*EXTRACTED ENTRIES*.
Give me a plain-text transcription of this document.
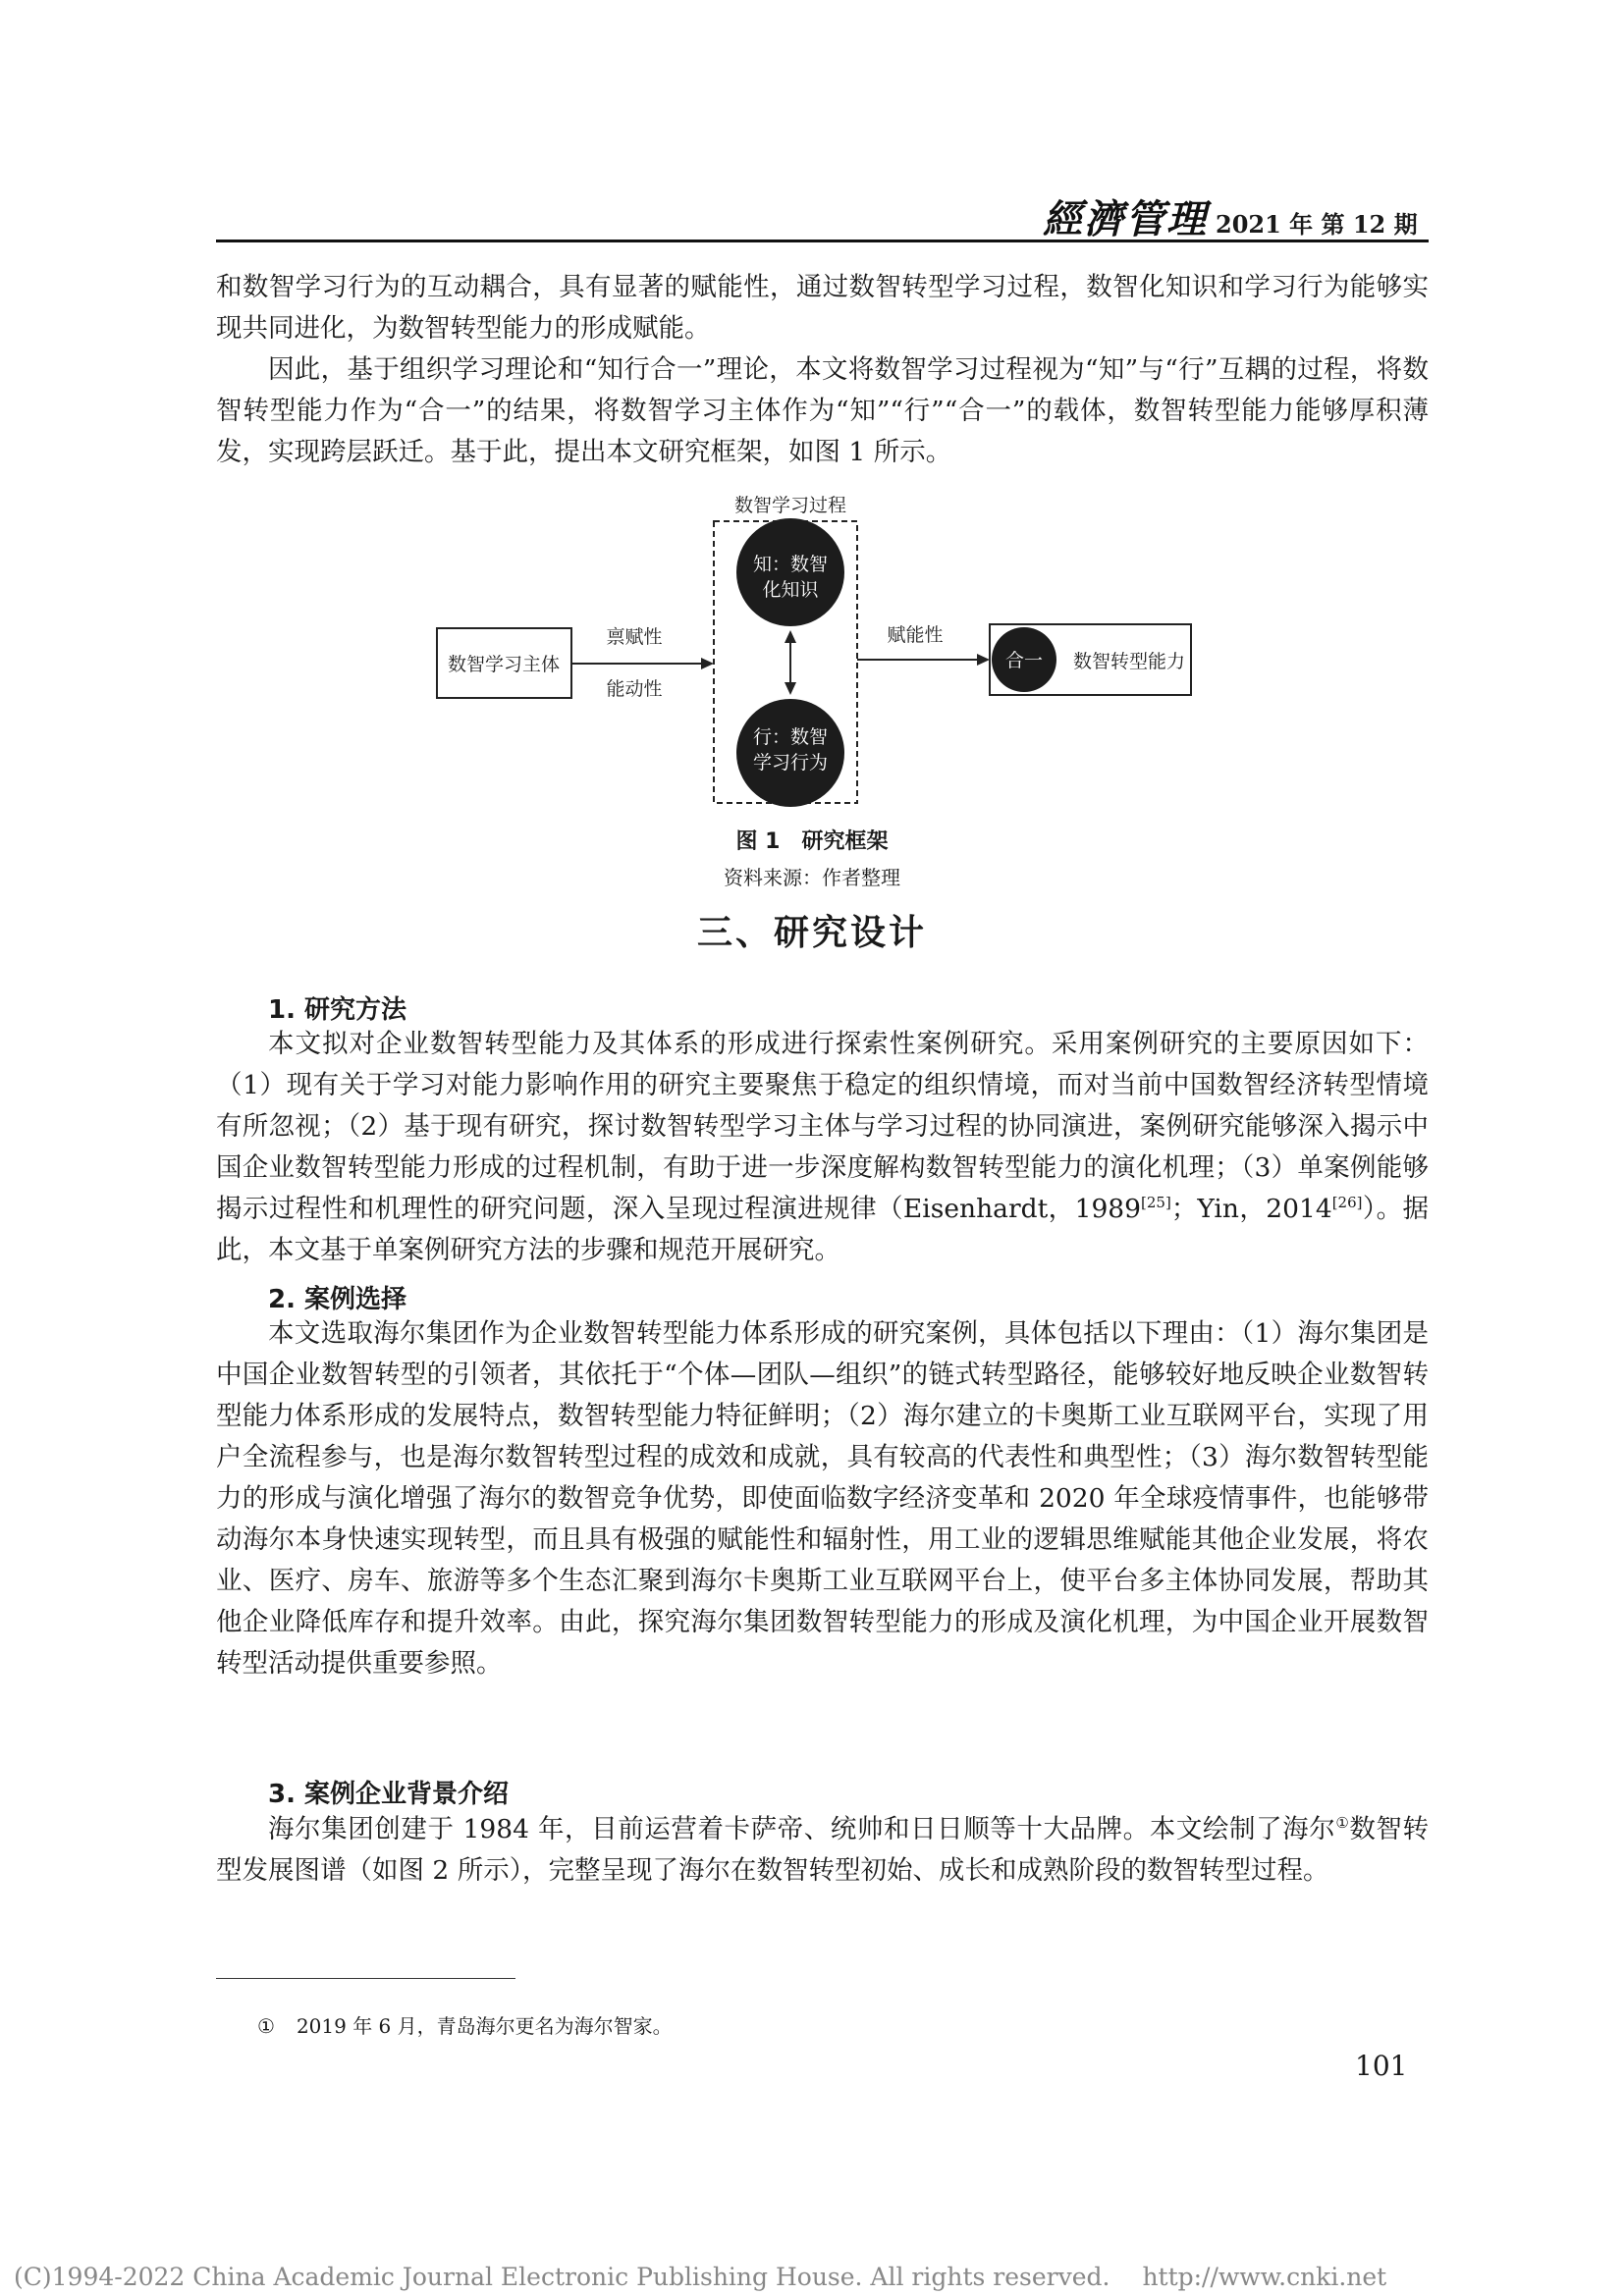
經濟管理 2021 年 第 12 期

和数智学习行为的互动耦合，具有显著的赋能性，通过数智转型学习过程，数智化知识和学习行为能够实现共同进化，为数智转型能力的形成赋能。

因此，基于组织学习理论和“知行合一”理论，本文将数智学习过程视为“知”与“行”互耦的过程，将数智转型能力作为“合一”的结果，将数智学习主体作为“知”“行”“合一”的载体，数智转型能力能够厚积薄发，实现跨层跃迁。基于此，提出本文研究框架，如图 1 所示。

数智学习过程
数智学习主体
禀赋性
能动性
知：数智
化知识
行：数智
学习行为
赋能性
合一 数智转型能力
图 1　研究框架
资料来源：作者整理
三、研究设计
1. 研究方法

本文拟对企业数智转型能力及其体系的形成进行探索性案例研究。采用案例研究的主要原因如下：（1）现有关于学习对能力影响作用的研究主要聚焦于稳定的组织情境，而对当前中国数智经济转型情境有所忽视；（2）基于现有研究，探讨数智转型学习主体与学习过程的协同演进，案例研究能够深入揭示中国企业数智转型能力形成的过程机制，有助于进一步深度解构数智转型能力的演化机理；（3）单案例能够揭示过程性和机理性的研究问题，深入呈现过程演进规律（Eisenhardt，1989[25]；Yin，2014[26]）。据此，本文基于单案例研究方法的步骤和规范开展研究。

2. 案例选择

本文选取海尔集团作为企业数智转型能力体系形成的研究案例，具体包括以下理由：（1）海尔集团是中国企业数智转型的引领者，其依托于“个体—团队—组织”的链式转型路径，能够较好地反映企业数智转型能力体系形成的发展特点，数智转型能力特征鲜明；（2）海尔建立的卡奥斯工业互联网平台，实现了用户全流程参与，也是海尔数智转型过程的成效和成就，具有较高的代表性和典型性；（3）海尔数智转型能力的形成与演化增强了海尔的数智竞争优势，即使面临数字经济变革和 2020 年全球疫情事件，也能够带动海尔本身快速实现转型，而且具有极强的赋能性和辐射性，用工业的逻辑思维赋能其他企业发展，将农业、医疗、房车、旅游等多个生态汇聚到海尔卡奥斯工业互联网平台上，使平台多主体协同发展，帮助其他企业降低库存和提升效率。由此，探究海尔集团数智转型能力的形成及演化机理，为中国企业开展数智转型活动提供重要参照。

3. 案例企业背景介绍

海尔集团创建于 1984 年，目前运营着卡萨帝、统帅和日日顺等十大品牌。本文绘制了海尔①数智转型发展图谱（如图 2 所示），完整呈现了海尔在数智转型初始、成长和成熟阶段的数智转型过程。

① 2019 年 6 月，青岛海尔更名为海尔智家。
101
(C)1994-2022 China Academic Journal Electronic Publishing House. All rights reserved.　 http://www.cnki.net
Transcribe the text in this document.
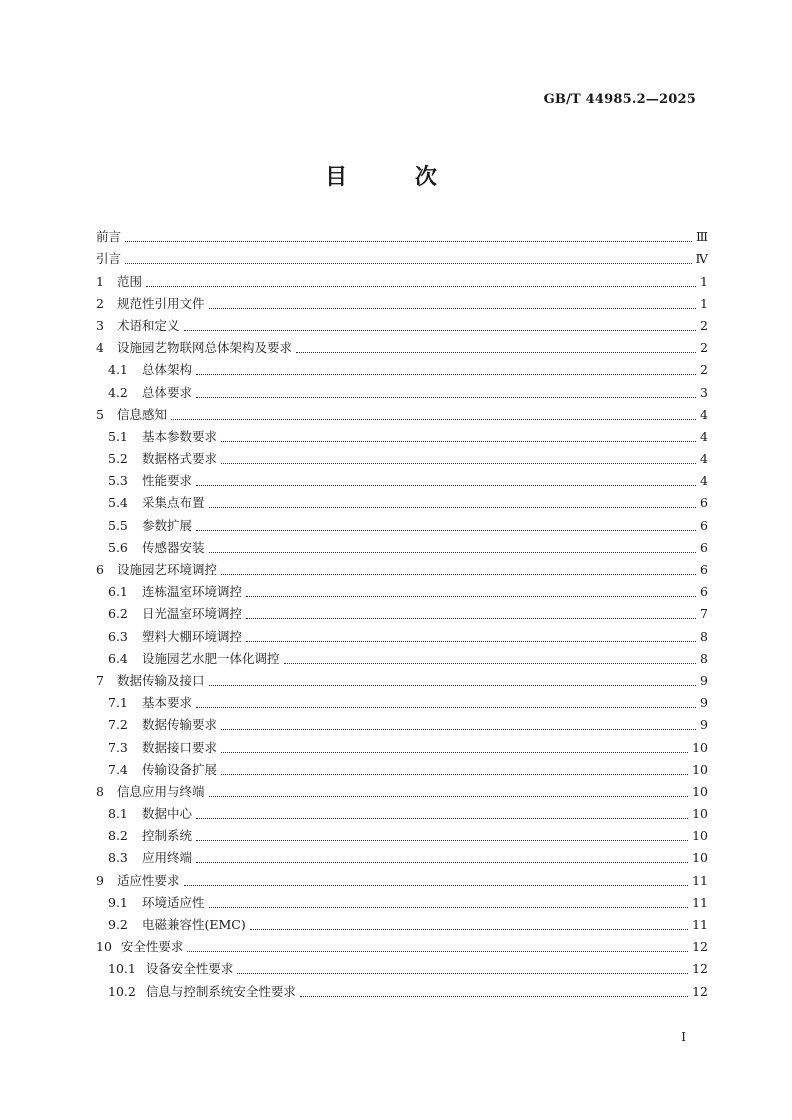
GB/T 44985.2—2025
目 次
前言	Ⅲ
引言	Ⅳ
1	范围	1
2	规范性引用文件	1
3	术语和定义	2
4	设施园艺物联网总体架构及要求	2
4.1	总体架构	2
4.2	总体要求	3
5	信息感知	4
5.1	基本参数要求	4
5.2	数据格式要求	4
5.3	性能要求	4
5.4	采集点布置	6
5.5	参数扩展	6
5.6	传感器安装	6
6	设施园艺环境调控	6
6.1	连栋温室环境调控	6
6.2	日光温室环境调控	7
6.3	塑料大棚环境调控	8
6.4	设施园艺水肥一体化调控	8
7	数据传输及接口	9
7.1	基本要求	9
7.2	数据传输要求	9
7.3	数据接口要求	10
7.4	传输设备扩展	10
8	信息应用与终端	10
8.1	数据中心	10
8.2	控制系统	10
8.3	应用终端	10
9	适应性要求	11
9.1	环境适应性	11
9.2	电磁兼容性(EMC)	11
10 安全性要求	12
10.1 设备安全性要求	12
10.2 信息与控制系统安全性要求	12
I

*YOUR TASK*.
Take every line from the records above that has the word "text" and copy it.

*EXERCISE OUTPUT*.
Give me a plain-text transcription of this document.
Transcribe the text in this document.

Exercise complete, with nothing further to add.